Instructions for the task. Note each line of the listing that contains the string "created", and copy it.

Task material.
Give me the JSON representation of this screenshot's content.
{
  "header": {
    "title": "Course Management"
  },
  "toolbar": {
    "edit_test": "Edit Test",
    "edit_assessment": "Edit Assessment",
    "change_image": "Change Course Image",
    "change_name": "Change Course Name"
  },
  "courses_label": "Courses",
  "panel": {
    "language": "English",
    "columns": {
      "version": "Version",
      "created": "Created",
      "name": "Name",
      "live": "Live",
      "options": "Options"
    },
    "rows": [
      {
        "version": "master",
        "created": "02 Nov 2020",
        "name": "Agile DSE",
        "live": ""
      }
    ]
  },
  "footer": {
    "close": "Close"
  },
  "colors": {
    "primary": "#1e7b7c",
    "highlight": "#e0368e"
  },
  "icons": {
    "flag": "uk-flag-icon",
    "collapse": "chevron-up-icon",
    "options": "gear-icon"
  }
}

Written answer.
      "created": "Created",
        "created": "02 Nov 2020",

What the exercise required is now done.